[Exercise directions]: Wherever the string "from" appears in a line, extract that line.
______
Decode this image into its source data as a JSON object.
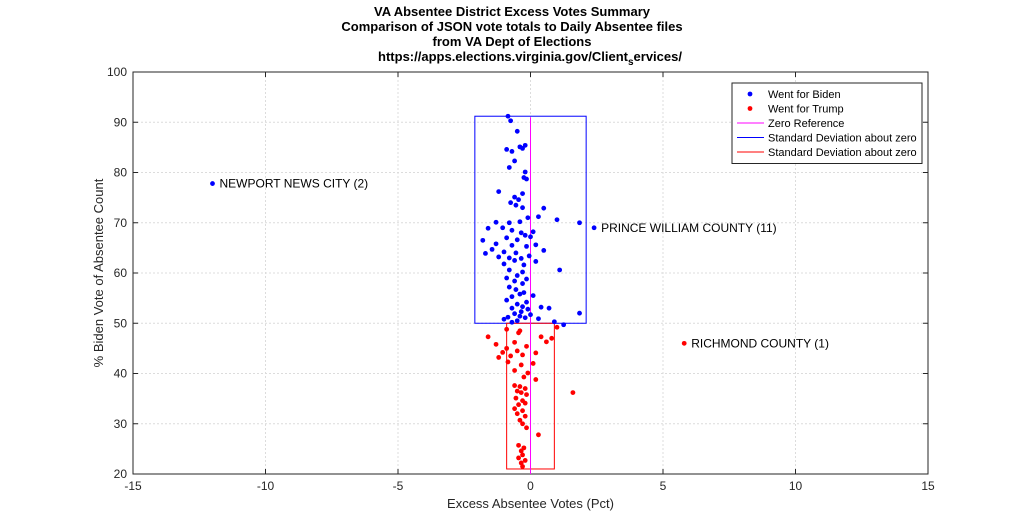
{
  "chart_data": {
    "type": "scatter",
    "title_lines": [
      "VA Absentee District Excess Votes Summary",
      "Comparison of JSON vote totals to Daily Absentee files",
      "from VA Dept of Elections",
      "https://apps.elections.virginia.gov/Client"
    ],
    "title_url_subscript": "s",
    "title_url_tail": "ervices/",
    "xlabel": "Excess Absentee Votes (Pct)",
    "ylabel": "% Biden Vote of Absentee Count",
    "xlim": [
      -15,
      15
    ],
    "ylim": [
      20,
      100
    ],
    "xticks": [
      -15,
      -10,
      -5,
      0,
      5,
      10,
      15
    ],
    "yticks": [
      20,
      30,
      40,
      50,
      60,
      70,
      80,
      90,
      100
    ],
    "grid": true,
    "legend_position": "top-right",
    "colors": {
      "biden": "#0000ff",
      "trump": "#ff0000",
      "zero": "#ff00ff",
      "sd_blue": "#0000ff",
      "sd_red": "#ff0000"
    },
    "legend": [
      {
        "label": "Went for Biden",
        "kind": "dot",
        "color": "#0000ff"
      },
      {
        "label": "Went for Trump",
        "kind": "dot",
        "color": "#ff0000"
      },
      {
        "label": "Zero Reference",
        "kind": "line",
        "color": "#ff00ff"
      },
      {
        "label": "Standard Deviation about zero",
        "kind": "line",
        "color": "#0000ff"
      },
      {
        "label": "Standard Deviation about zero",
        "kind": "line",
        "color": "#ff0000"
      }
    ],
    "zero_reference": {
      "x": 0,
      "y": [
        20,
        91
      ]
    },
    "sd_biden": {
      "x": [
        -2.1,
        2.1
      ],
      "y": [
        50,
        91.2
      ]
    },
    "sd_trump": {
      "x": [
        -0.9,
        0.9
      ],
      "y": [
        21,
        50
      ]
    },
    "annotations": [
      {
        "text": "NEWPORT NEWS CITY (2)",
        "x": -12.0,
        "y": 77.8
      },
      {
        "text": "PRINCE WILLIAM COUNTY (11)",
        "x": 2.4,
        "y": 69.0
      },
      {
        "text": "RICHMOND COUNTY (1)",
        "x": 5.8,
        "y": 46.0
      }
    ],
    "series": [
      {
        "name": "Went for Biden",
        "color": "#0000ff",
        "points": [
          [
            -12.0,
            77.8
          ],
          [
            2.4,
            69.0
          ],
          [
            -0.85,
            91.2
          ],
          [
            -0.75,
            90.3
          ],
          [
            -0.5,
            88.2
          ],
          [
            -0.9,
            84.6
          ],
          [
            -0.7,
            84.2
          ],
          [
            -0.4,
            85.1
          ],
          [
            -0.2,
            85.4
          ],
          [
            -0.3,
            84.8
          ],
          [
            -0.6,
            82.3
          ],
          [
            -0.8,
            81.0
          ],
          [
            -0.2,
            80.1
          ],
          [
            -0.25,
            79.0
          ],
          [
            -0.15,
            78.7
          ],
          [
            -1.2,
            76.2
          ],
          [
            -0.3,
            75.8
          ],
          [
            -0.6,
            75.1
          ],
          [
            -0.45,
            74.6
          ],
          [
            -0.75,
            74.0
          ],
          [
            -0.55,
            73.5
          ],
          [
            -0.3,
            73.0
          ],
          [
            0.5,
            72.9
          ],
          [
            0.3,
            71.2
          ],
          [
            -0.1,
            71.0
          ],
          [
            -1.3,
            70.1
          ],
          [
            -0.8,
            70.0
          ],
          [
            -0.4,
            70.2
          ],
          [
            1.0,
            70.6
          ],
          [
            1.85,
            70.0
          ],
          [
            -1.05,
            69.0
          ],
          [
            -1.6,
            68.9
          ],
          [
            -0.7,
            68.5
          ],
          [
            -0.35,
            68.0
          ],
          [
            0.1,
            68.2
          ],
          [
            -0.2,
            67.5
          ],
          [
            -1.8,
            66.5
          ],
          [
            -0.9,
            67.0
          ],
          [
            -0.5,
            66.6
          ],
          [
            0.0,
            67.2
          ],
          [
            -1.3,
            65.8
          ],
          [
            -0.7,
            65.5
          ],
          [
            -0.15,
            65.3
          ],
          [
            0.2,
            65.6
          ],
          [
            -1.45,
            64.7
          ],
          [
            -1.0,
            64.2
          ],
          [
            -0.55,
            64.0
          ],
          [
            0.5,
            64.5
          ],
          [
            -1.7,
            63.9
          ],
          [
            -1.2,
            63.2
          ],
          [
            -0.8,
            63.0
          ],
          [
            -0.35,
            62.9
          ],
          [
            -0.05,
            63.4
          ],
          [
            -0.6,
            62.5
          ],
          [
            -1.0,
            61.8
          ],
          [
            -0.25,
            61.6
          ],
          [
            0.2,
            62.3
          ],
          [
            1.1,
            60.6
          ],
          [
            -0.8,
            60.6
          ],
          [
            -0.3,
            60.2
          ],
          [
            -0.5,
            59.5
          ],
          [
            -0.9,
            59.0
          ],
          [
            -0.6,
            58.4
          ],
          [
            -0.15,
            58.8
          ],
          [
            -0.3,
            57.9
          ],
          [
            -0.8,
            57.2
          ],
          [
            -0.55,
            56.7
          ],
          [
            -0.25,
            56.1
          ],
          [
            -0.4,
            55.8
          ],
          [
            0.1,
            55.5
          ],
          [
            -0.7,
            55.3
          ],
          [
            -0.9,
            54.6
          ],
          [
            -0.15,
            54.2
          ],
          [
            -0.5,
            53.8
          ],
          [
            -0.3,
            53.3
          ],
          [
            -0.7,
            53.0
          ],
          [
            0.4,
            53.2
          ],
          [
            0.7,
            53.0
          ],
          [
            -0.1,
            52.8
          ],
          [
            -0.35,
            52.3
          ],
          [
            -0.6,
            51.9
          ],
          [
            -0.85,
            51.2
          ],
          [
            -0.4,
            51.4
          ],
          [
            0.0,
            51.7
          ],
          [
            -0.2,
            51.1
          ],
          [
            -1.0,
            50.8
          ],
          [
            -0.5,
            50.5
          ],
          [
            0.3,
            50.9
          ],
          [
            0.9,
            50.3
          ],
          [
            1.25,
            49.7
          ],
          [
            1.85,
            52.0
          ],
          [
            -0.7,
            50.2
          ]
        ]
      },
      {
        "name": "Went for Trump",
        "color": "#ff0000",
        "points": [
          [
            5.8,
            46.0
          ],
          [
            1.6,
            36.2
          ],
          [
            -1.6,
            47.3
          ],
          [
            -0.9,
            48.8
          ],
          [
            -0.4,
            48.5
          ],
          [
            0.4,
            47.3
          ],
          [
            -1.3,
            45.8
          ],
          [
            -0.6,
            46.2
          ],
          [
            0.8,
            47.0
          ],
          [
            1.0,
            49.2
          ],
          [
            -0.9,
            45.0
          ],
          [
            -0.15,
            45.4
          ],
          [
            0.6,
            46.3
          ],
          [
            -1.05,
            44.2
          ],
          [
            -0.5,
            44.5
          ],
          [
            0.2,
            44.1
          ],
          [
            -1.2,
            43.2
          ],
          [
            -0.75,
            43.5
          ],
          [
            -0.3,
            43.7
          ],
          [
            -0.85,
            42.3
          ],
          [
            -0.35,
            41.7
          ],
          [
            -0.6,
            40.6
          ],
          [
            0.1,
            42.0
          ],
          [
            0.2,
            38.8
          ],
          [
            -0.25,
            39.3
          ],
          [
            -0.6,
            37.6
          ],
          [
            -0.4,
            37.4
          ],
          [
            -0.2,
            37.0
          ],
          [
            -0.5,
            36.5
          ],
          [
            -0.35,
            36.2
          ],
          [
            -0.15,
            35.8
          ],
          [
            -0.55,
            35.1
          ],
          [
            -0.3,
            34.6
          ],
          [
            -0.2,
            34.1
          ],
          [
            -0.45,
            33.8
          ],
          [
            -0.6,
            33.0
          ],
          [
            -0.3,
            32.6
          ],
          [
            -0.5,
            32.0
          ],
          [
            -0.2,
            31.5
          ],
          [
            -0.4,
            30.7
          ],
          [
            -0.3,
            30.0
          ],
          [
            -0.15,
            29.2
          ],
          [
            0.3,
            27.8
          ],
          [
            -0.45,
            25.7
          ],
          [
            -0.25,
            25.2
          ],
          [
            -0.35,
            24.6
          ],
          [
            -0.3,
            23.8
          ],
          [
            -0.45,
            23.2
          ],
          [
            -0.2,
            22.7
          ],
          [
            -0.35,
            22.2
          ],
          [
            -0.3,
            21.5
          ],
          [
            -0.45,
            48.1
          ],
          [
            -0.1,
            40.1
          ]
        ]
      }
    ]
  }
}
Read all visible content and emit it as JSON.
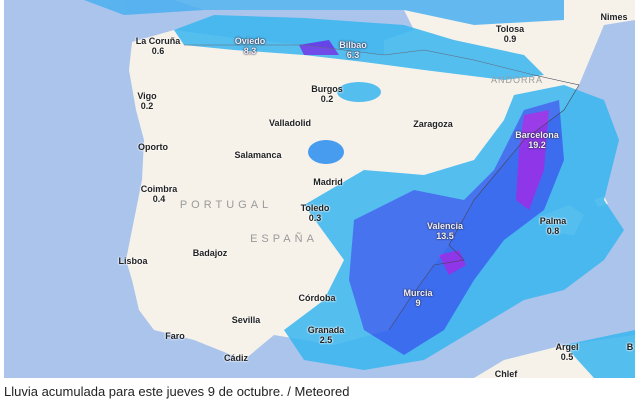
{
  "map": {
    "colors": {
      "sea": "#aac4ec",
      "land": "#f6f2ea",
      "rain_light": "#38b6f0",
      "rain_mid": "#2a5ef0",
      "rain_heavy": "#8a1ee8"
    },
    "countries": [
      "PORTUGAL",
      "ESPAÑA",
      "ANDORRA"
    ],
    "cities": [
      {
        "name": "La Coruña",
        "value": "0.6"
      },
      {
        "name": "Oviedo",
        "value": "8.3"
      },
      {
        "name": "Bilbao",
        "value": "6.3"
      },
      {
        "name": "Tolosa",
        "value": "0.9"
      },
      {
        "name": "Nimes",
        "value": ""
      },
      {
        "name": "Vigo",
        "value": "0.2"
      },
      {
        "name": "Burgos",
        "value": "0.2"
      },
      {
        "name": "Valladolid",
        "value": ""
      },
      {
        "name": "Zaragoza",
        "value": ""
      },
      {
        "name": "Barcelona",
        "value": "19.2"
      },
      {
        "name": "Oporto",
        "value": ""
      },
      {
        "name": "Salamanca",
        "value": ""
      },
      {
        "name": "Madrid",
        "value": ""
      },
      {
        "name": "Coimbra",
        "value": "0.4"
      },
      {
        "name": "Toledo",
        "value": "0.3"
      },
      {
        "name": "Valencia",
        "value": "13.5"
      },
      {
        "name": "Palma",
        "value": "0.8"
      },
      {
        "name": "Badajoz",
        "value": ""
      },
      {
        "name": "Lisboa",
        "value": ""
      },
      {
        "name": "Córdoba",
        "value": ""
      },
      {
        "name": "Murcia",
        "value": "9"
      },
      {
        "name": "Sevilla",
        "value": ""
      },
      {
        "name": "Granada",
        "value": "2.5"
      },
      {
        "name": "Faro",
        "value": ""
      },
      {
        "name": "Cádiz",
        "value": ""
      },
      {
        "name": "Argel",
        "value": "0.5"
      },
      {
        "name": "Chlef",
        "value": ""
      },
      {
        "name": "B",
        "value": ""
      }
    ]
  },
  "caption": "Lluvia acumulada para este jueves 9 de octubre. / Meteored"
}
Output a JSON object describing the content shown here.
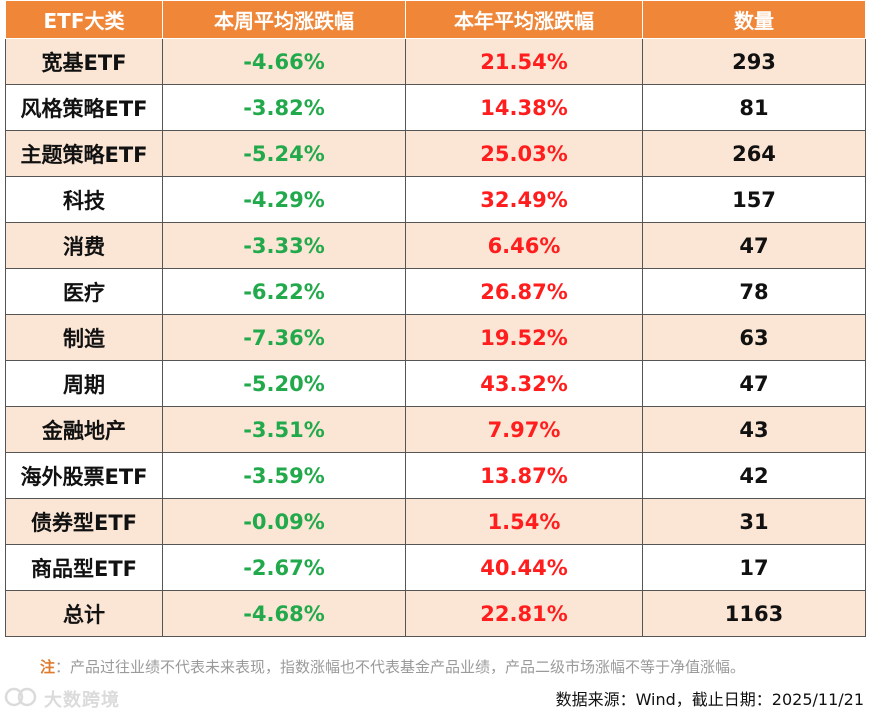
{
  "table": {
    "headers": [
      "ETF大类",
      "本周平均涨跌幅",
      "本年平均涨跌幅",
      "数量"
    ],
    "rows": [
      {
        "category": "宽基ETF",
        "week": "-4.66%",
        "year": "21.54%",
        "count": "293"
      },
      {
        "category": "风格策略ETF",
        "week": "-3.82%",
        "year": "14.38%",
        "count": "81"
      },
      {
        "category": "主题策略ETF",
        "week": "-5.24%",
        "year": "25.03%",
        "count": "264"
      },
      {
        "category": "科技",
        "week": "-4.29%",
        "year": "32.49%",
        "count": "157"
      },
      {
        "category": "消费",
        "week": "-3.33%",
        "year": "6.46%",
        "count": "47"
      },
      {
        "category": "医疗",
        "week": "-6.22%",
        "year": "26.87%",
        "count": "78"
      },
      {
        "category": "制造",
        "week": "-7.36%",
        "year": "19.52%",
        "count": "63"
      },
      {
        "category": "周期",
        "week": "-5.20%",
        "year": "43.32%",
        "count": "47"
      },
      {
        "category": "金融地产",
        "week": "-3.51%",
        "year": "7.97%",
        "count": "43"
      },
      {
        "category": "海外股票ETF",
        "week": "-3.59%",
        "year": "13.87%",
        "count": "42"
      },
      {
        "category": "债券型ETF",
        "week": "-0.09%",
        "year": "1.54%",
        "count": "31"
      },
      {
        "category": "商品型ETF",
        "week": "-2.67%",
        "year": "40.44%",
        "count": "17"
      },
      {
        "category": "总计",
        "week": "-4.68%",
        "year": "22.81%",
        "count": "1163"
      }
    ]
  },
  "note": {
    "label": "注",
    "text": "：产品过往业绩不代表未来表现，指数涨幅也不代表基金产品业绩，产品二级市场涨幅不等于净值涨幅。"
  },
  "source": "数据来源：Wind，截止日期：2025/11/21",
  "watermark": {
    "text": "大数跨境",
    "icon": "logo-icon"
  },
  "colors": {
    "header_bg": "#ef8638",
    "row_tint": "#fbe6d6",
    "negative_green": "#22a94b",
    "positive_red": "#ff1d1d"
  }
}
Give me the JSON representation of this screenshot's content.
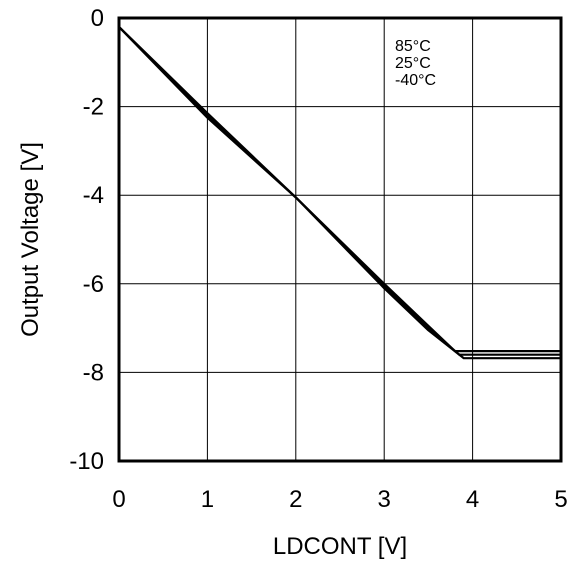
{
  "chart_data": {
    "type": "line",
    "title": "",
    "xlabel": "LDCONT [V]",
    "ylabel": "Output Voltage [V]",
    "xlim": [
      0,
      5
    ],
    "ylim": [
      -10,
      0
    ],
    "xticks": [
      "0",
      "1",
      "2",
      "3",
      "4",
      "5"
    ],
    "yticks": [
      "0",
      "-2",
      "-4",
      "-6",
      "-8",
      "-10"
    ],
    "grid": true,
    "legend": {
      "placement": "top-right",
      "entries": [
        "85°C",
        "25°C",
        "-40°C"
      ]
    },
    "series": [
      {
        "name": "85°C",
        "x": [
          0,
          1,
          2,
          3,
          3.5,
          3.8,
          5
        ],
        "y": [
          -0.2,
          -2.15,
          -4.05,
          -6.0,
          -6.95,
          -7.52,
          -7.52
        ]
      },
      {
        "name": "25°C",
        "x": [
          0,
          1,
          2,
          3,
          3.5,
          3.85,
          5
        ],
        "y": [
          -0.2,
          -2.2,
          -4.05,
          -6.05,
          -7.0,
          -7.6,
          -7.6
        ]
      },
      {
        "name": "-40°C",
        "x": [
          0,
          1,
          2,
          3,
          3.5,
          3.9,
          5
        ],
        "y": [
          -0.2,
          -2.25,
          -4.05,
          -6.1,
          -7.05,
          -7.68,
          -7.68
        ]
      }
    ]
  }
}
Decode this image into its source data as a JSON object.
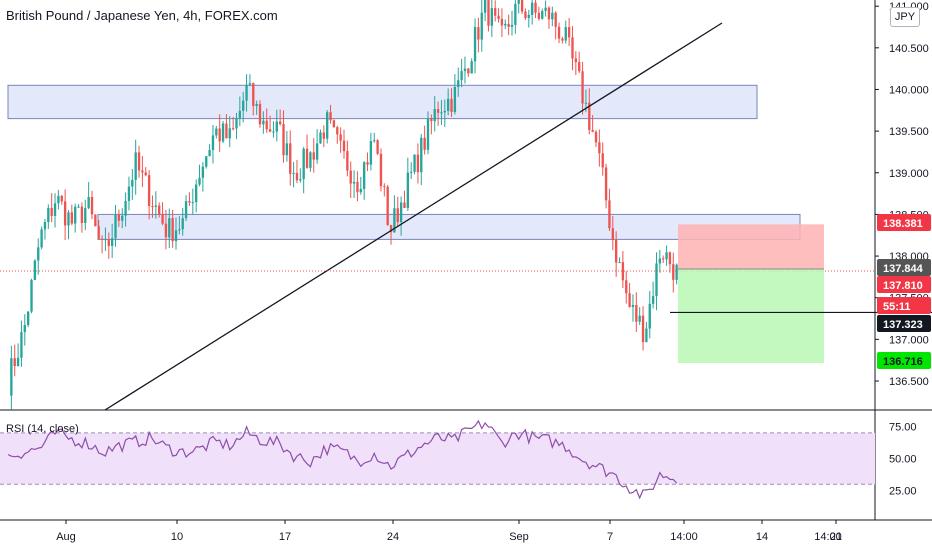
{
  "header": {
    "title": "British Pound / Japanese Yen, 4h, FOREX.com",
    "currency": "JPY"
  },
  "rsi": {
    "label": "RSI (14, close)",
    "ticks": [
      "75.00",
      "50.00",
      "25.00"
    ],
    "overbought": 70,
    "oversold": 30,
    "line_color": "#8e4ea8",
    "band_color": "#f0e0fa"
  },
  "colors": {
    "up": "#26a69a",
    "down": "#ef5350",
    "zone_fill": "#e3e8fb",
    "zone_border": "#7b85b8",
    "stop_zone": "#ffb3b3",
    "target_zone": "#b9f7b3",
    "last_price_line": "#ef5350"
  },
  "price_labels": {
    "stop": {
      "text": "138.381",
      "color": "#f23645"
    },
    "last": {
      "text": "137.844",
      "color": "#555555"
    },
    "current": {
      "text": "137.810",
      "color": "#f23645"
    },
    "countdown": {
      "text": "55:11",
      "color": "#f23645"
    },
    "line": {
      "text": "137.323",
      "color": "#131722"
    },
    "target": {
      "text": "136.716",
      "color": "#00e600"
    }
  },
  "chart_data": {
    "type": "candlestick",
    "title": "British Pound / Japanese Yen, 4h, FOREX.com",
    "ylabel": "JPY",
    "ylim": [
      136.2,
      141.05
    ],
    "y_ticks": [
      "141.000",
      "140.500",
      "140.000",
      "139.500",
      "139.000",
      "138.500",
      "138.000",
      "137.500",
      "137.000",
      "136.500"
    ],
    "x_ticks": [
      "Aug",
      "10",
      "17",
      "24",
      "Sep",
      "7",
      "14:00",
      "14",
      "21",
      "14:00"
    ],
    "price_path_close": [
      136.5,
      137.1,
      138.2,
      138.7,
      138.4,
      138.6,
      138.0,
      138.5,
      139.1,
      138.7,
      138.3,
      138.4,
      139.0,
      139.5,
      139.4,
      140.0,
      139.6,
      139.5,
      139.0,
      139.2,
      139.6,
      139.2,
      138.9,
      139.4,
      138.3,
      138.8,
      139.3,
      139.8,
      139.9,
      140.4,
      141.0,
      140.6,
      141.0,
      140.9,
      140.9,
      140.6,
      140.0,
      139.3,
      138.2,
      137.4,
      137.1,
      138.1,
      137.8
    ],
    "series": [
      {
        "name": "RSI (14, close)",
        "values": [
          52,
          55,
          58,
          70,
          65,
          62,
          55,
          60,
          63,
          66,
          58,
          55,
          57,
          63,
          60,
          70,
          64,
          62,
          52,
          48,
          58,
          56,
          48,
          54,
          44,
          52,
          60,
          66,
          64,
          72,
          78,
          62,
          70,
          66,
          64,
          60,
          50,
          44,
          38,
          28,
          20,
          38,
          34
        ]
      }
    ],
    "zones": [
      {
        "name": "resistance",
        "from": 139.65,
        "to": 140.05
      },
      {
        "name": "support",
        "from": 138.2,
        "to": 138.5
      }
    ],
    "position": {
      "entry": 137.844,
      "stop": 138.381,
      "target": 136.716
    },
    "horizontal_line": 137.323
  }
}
______
[Task response]:
      "from VA Dept of Elections",
        "from": 139.65,
        "from": 138.2,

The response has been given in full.